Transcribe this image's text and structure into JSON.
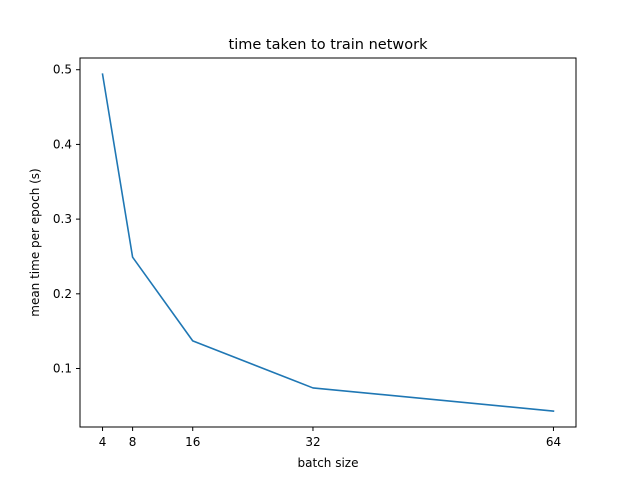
{
  "chart_data": {
    "type": "line",
    "title": "time taken to train network",
    "xlabel": "batch size",
    "ylabel": "mean time per epoch (s)",
    "x_ticks": [
      4,
      8,
      16,
      32,
      64
    ],
    "y_ticks": [
      0.1,
      0.2,
      0.3,
      0.4,
      0.5
    ],
    "xlim": [
      1,
      67
    ],
    "ylim": [
      0.0217,
      0.5157
    ],
    "grid": false,
    "series": [
      {
        "color": "#1f77b4",
        "x": [
          4,
          8,
          16,
          32,
          64
        ],
        "y": [
          0.494,
          0.249,
          0.137,
          0.074,
          0.043
        ]
      }
    ]
  }
}
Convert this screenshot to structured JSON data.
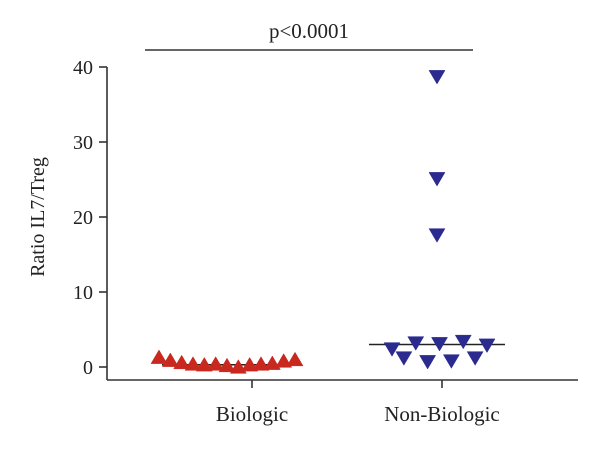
{
  "chart_data": {
    "type": "scatter",
    "title": "",
    "ylabel": "Ratio IL7/Treg",
    "xlabel": "",
    "ylim": [
      -2,
      40
    ],
    "yticks": [
      0,
      10,
      20,
      30,
      40
    ],
    "categories": [
      "Biologic",
      "Non-Biologic"
    ],
    "grid": false,
    "legend": "none",
    "annotation": "p<0.0001",
    "series": [
      {
        "category": "Biologic",
        "marker": "triangle-up",
        "color": "#c8281e",
        "median": 0.3,
        "values": [
          1.2,
          0.8,
          0.5,
          0.3,
          0.2,
          0.3,
          0.1,
          -0.1,
          0.2,
          0.3,
          0.4,
          0.7,
          0.9
        ]
      },
      {
        "category": "Non-Biologic",
        "marker": "triangle-down",
        "color": "#2b2b8f",
        "median": 3.0,
        "values": [
          2.5,
          1.3,
          3.3,
          0.8,
          3.2,
          0.9,
          3.5,
          1.3,
          3.0,
          38.8,
          25.2,
          17.7
        ]
      }
    ]
  }
}
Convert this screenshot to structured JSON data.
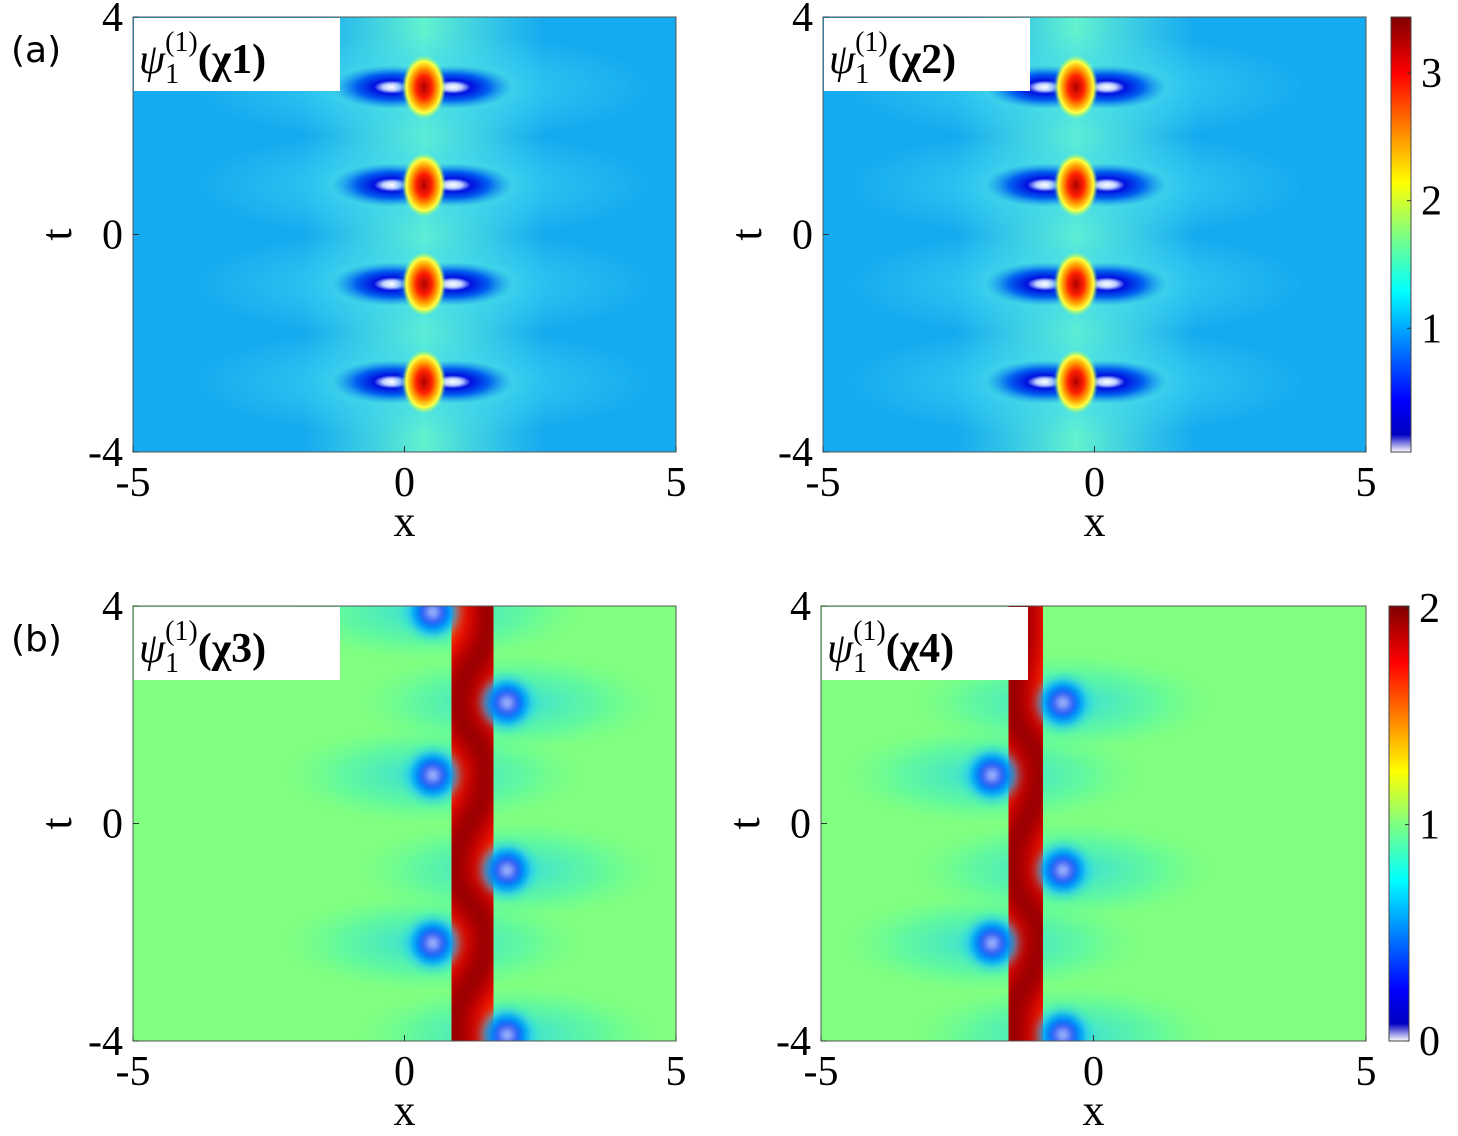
{
  "chart_data": [
    {
      "type": "heatmap",
      "panel_label": "(a)",
      "label": {
        "symbol": "ψ",
        "sub": "1",
        "sup": "(1)",
        "arg": "(χ1)"
      },
      "xlabel": "x",
      "ylabel": "t",
      "xlim": [
        -5,
        5
      ],
      "ylim": [
        -4,
        4
      ],
      "xticks": [
        -5,
        0,
        5
      ],
      "yticks": [
        -4,
        0,
        4
      ],
      "background": "#16aaf0",
      "peaks": {
        "x": [
          0.36,
          0.36,
          0.36,
          0.36
        ],
        "t": [
          2.71,
          0.91,
          -0.91,
          -2.71
        ]
      },
      "holes": {
        "x": [
          -0.23,
          0.89,
          -0.23,
          0.89,
          -0.23,
          0.89,
          -0.23,
          0.89
        ],
        "t": [
          2.71,
          2.71,
          0.91,
          0.91,
          -0.91,
          -0.91,
          -2.71,
          -2.71
        ]
      }
    },
    {
      "type": "heatmap",
      "label": {
        "symbol": "ψ",
        "sub": "1",
        "sup": "(1)",
        "arg": "(χ2)"
      },
      "xlabel": "x",
      "ylabel": "t",
      "xlim": [
        -5,
        5
      ],
      "ylim": [
        -4,
        4
      ],
      "xticks": [
        -5,
        0,
        5
      ],
      "yticks": [
        -4,
        0,
        4
      ],
      "background": "#16aaf0",
      "peaks": {
        "x": [
          -0.34,
          -0.34,
          -0.34,
          -0.34
        ],
        "t": [
          2.71,
          0.91,
          -0.91,
          -2.71
        ]
      },
      "holes": {
        "x": [
          -0.91,
          0.23,
          -0.91,
          0.23,
          -0.91,
          0.23,
          -0.91,
          0.23
        ],
        "t": [
          2.71,
          2.71,
          0.91,
          0.91,
          -0.91,
          -0.91,
          -2.71,
          -2.71
        ]
      },
      "colorbar": {
        "clim": [
          0.03,
          3.44
        ],
        "ticks": [
          1,
          2,
          3
        ]
      }
    },
    {
      "type": "heatmap",
      "panel_label": "(b)",
      "label": {
        "symbol": "ψ",
        "sub": "1",
        "sup": "(1)",
        "arg": "(χ3)"
      },
      "xlabel": "x",
      "ylabel": "t",
      "xlim": [
        -5,
        5
      ],
      "ylim": [
        -4,
        4
      ],
      "xticks": [
        -5,
        0,
        5
      ],
      "yticks": [
        -4,
        0,
        4
      ],
      "background": "#80ff80",
      "ridge": {
        "x": [
          1.57,
          1.0,
          1.52,
          0.93,
          1.52,
          0.93
        ],
        "t": [
          3.75,
          2.2,
          0.97,
          -0.87,
          -2.1,
          -3.75
        ]
      },
      "holes": {
        "x": [
          0.52,
          1.89,
          0.52,
          1.89,
          0.52,
          1.89
        ],
        "t": [
          3.89,
          2.22,
          0.89,
          -0.86,
          -2.2,
          -3.89
        ]
      }
    },
    {
      "type": "heatmap",
      "label": {
        "symbol": "ψ",
        "sub": "1",
        "sup": "(1)",
        "arg": "(χ4)"
      },
      "xlabel": "x",
      "ylabel": "t",
      "xlim": [
        -5,
        5
      ],
      "ylim": [
        -4,
        4
      ],
      "xticks": [
        -5,
        0,
        5
      ],
      "yticks": [
        -4,
        0,
        4
      ],
      "background": "#80ff80",
      "ridge": {
        "x": [
          -1.35,
          -1.5,
          -0.98,
          -1.5,
          -0.98,
          -1.5
        ],
        "t": [
          3.75,
          2.2,
          0.97,
          -0.87,
          -2.1,
          -3.75
        ]
      },
      "holes": {
        "x": [
          -0.56,
          -1.86,
          -0.56,
          -1.86,
          -0.56
        ],
        "t": [
          2.22,
          0.89,
          -0.86,
          -2.2,
          -3.89
        ]
      },
      "colorbar": {
        "clim": [
          0,
          2.01
        ],
        "ticks": [
          0,
          1,
          2
        ]
      }
    }
  ]
}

_ _ _

**TASK TO COMPLETE**
Repeat the entries exactly. Pictures are excluded from the copy.

**EXERCISE ANSWER**
Transcribe this image's text and structure into JSON.
{
  "chart_data": {
    "type": "line",
    "title": "time taken to train network",
    "xlabel": "batch size",
    "ylabel": "mean time per epoch (s)",
    "x_ticks": [
      4,
      8,
      16,
      32,
      64
    ],
    "y_ticks": [
      0.1,
      0.2,
      0.3,
      0.4,
      0.5
    ],
    "xlim": [
      1,
      67
    ],
    "ylim": [
      0.0217,
      0.5157
    ],
    "grid": false,
    "series": [
      {
        "color": "#1f77b4",
        "x": [
          4,
          8,
          16,
          32,
          64
        ],
        "y": [
          0.494,
          0.249,
          0.137,
          0.074,
          0.043
        ]
      }
    ]
  }
}
Convert this screenshot to structured JSON data.
{
  "chart_data": {
    "type": "scatter",
    "title": "",
    "ylabel": "Ratio IL7/Treg",
    "xlabel": "",
    "ylim": [
      -2,
      40
    ],
    "yticks": [
      0,
      10,
      20,
      30,
      40
    ],
    "categories": [
      "Biologic",
      "Non-Biologic"
    ],
    "grid": false,
    "legend": "none",
    "annotation": "p<0.0001",
    "series": [
      {
        "category": "Biologic",
        "marker": "triangle-up",
        "color": "#c8281e",
        "median": 0.3,
        "values": [
          1.2,
          0.8,
          0.5,
          0.3,
          0.2,
          0.3,
          0.1,
          -0.1,
          0.2,
          0.3,
          0.4,
          0.7,
          0.9
        ]
      },
      {
        "category": "Non-Biologic",
        "marker": "triangle-down",
        "color": "#2b2b8f",
        "median": 3.0,
        "values": [
          2.5,
          1.3,
          3.3,
          0.8,
          3.2,
          0.9,
          3.5,
          1.3,
          3.0,
          38.8,
          25.2,
          17.7
        ]
      }
    ]
  }
}
Convert this screenshot to structured JSON data.
{
  "chart_data": [
    {
      "type": "heatmap",
      "panel_label": "(a)",
      "label": {
        "symbol": "ψ",
        "sub": "1",
        "sup": "(1)",
        "arg": "(χ1)"
      },
      "xlabel": "x",
      "ylabel": "t",
      "xlim": [
        -5,
        5
      ],
      "ylim": [
        -4,
        4
      ],
      "xticks": [
        -5,
        0,
        5
      ],
      "yticks": [
        -4,
        0,
        4
      ],
      "background": "#16aaf0",
      "peaks": {
        "x": [
          0.36,
          0.36,
          0.36,
          0.36
        ],
        "t": [
          2.71,
          0.91,
          -0.91,
          -2.71
        ]
      },
      "holes": {
        "x": [
          -0.23,
          0.89,
          -0.23,
          0.89,
          -0.23,
          0.89,
          -0.23,
          0.89
        ],
        "t": [
          2.71,
          2.71,
          0.91,
          0.91,
          -0.91,
          -0.91,
          -2.71,
          -2.71
        ]
      }
    },
    {
      "type": "heatmap",
      "label": {
        "symbol": "ψ",
        "sub": "1",
        "sup": "(1)",
        "arg": "(χ2)"
      },
      "xlabel": "x",
      "ylabel": "t",
      "xlim": [
        -5,
        5
      ],
      "ylim": [
        -4,
        4
      ],
      "xticks": [
        -5,
        0,
        5
      ],
      "yticks": [
        -4,
        0,
        4
      ],
      "background": "#16aaf0",
      "peaks": {
        "x": [
          -0.34,
          -0.34,
          -0.34,
          -0.34
        ],
        "t": [
          2.71,
          0.91,
          -0.91,
          -2.71
        ]
      },
      "holes": {
        "x": [
          -0.91,
          0.23,
          -0.91,
          0.23,
          -0.91,
          0.23,
          -0.91,
          0.23
        ],
        "t": [
          2.71,
          2.71,
          0.91,
          0.91,
          -0.91,
          -0.91,
          -2.71,
          -2.71
        ]
      },
      "colorbar": {
        "clim": [
          0.03,
          3.44
        ],
        "ticks": [
          1,
          2,
          3
        ]
      }
    },
    {
      "type": "heatmap",
      "panel_label": "(b)",
      "label": {
        "symbol": "ψ",
        "sub": "1",
        "sup": "(1)",
        "arg": "(χ3)"
      },
      "xlabel": "x",
      "ylabel": "t",
      "xlim": [
        -5,
        5
      ],
      "ylim": [
        -4,
        4
      ],
      "xticks": [
        -5,
        0,
        5
      ],
      "yticks": [
        -4,
        0,
        4
      ],
      "background": "#80ff80",
      "ridge": {
        "x": [
          1.57,
          1.0,
          1.52,
          0.93,
          1.52,
          0.93
        ],
        "t": [
          3.75,
          2.2,
          0.97,
          -0.87,
          -2.1,
          -3.75
        ]
      },
      "holes": {
        "x": [
          0.52,
          1.89,
          0.52,
          1.89,
          0.52,
          1.89
        ],
        "t": [
          3.89,
          2.22,
          0.89,
          -0.86,
          -2.2,
          -3.89
        ]
      }
    },
    {
      "type": "heatmap",
      "label": {
        "symbol": "ψ",
        "sub": "1",
        "sup": "(1)",
        "arg": "(χ4)"
      },
      "xlabel": "x",
      "ylabel": "t",
      "xlim": [
        -5,
        5
      ],
      "ylim": [
        -4,
        4
      ],
      "xticks": [
        -5,
        0,
        5
      ],
      "yticks": [
        -4,
        0,
        4
      ],
      "background": "#80ff80",
      "ridge": {
        "x": [
          -1.35,
          -1.5,
          -0.98,
          -1.5,
          -0.98,
          -1.5
        ],
        "t": [
          3.75,
          2.2,
          0.97,
          -0.87,
          -2.1,
          -3.75
        ]
      },
      "holes": {
        "x": [
          -0.56,
          -1.86,
          -0.56,
          -1.86,
          -0.56
        ],
        "t": [
          2.22,
          0.89,
          -0.86,
          -2.2,
          -3.89
        ]
      },
      "colorbar": {
        "clim": [
          0,
          2.01
        ],
        "ticks": [
          0,
          1,
          2
        ]
      }
    }
  ]
}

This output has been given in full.